━━━ EXCERPT TO READ

Never Forget Home Remedies
My throat has been ridiculously sore at night. Why? I don’t know. It’s not tonsillitis nor mucositis. Just soreness. After 4 weeks of this, my Kaiser oncologist suggested “Do you do salt water gargles?” Ah, of course. A hot glass of water with a lot of salt. Gargle. Ridiculous how much better my throat feels. (How? The salt concentration creates osmotic pressure – drawing out fluids in your mouth and throat tissues, and breaks up thick mucus. The salt also creates a barrier that locks out water and harmful pathogens from getting back inside.)

Happy, Happy, Holidays
While some parts of my body are broken, life is still grand. The Holiday Season and all its puzzling excess, but also the great food, companionship, all of this abounds. I hope you are part of this in a big way in the coming weeks and carry that frame of mind into 2020.

━━━━━━
━━━ RECORDED DATA

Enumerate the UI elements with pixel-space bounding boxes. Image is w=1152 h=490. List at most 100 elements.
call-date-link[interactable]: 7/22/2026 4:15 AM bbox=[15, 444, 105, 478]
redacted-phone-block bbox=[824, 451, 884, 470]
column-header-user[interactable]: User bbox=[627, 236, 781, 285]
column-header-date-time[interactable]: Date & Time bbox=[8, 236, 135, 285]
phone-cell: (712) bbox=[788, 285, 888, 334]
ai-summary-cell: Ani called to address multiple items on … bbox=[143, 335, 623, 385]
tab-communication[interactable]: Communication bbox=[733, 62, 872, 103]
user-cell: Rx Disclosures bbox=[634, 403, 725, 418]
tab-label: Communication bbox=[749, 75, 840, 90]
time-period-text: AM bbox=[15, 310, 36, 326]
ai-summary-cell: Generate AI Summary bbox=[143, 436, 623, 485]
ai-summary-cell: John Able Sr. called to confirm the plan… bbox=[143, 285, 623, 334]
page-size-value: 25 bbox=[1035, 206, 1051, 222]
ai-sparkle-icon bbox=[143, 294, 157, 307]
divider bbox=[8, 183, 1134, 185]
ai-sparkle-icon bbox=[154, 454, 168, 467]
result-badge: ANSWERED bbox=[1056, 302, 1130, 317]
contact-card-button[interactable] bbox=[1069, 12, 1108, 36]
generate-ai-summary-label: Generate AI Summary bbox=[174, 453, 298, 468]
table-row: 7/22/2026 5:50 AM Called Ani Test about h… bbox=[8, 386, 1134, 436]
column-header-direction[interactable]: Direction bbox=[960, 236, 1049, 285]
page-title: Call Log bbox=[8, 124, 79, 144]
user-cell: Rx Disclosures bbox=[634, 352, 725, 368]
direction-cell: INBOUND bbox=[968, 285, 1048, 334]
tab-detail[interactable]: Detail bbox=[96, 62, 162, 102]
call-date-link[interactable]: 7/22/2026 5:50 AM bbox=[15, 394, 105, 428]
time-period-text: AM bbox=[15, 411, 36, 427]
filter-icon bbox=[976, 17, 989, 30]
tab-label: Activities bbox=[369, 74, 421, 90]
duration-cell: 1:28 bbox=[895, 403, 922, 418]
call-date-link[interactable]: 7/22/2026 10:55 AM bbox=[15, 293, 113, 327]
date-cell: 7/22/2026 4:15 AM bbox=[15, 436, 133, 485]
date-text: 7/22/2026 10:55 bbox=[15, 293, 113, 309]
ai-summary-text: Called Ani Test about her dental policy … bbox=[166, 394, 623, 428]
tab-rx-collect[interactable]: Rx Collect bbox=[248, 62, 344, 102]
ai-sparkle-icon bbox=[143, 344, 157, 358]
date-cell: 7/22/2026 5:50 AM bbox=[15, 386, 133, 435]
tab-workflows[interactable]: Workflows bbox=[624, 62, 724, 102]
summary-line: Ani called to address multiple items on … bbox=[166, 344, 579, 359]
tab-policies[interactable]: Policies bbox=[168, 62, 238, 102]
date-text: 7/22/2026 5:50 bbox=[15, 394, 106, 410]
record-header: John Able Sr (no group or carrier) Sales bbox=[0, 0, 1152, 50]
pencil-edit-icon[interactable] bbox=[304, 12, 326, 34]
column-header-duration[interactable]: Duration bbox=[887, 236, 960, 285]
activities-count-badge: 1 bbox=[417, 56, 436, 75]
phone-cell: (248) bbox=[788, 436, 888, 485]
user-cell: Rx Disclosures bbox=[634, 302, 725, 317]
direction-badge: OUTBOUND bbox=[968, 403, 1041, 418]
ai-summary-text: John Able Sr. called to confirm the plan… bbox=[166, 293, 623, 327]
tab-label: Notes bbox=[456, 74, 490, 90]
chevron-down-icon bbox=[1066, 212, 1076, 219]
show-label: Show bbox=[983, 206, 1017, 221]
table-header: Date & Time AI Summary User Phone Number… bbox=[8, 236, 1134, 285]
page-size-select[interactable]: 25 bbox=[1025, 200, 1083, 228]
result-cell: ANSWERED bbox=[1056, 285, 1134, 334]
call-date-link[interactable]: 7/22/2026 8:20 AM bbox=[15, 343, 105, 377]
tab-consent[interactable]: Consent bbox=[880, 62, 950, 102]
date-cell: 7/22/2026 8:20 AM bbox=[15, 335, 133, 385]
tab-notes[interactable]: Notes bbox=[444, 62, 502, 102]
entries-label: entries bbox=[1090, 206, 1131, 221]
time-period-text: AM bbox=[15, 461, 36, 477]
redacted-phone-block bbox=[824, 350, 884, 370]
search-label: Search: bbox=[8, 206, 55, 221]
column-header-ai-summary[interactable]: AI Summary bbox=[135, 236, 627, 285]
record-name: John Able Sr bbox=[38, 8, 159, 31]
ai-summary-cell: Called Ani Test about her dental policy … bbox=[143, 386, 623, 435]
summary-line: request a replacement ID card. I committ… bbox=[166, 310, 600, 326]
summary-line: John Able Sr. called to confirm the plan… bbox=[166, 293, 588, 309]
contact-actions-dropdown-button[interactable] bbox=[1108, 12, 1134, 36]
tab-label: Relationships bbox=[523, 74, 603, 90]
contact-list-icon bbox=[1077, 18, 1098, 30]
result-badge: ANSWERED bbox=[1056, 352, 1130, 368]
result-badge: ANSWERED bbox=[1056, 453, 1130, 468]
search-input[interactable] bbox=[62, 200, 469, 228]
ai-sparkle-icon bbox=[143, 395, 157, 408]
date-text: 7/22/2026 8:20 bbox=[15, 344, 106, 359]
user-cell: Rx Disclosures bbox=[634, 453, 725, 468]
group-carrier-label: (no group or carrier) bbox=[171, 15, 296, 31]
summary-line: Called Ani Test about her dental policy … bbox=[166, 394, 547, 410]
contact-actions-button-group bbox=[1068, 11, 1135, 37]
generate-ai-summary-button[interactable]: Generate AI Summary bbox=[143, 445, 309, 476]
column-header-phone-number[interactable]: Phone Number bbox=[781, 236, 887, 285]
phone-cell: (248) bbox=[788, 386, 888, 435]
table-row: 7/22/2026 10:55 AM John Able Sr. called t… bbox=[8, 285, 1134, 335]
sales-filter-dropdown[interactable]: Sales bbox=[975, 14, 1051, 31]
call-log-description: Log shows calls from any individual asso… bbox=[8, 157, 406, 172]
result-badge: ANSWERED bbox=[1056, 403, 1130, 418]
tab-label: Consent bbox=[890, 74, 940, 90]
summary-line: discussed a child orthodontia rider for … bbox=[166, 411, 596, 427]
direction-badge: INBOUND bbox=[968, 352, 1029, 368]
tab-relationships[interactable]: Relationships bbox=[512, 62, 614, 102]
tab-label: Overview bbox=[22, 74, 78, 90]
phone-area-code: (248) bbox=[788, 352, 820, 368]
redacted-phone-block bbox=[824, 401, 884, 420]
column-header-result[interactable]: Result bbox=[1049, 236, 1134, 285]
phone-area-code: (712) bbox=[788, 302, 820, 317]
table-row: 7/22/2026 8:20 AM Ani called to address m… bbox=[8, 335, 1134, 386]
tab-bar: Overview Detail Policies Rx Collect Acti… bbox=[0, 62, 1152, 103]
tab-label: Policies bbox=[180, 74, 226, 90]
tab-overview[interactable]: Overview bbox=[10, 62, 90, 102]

━━━━━━

**APPLY WHAT YOU READ**
• a. According to the excerpt about home remedies, how long had the throat soreness lasted before the oncologist suggested salt water gargles?
• b. Rewrite the stretch from "Never Forget Home" through "mind into 2020." in the excerpt about home remedies, changing "oncologist" to "physician".
The records are unrelated material and have no connection to the excerpt about home remedies.

**ANSWERS BELOW**
• a. Four weeks.

• b.
Never Forget Home Remedies
My throat has been ridiculously sore at night. Why? I don’t know. It’s not tonsillitis nor mucositis. Just soreness. After 4 weeks of this, my Kaiser physician suggested “Do you do salt water gargles?” Ah, of course. A hot glass of water with a lot of salt. Gargle. Ridiculous how much better my throat feels. (How? The salt concentration creates osmotic pressure – drawing out fluids in your mouth and throat tissues, and breaks up thick mucus. The salt also creates a barrier that locks out water and harmful pathogens from getting back inside.)

Happy, Happy, Holidays
While some parts of my body are broken, life is still grand. The Holiday Season and all its puzzling excess, but also the great food, companionship, all of this abounds. I hope you are part of this in a big way in the coming weeks and carry that frame of mind into 2020.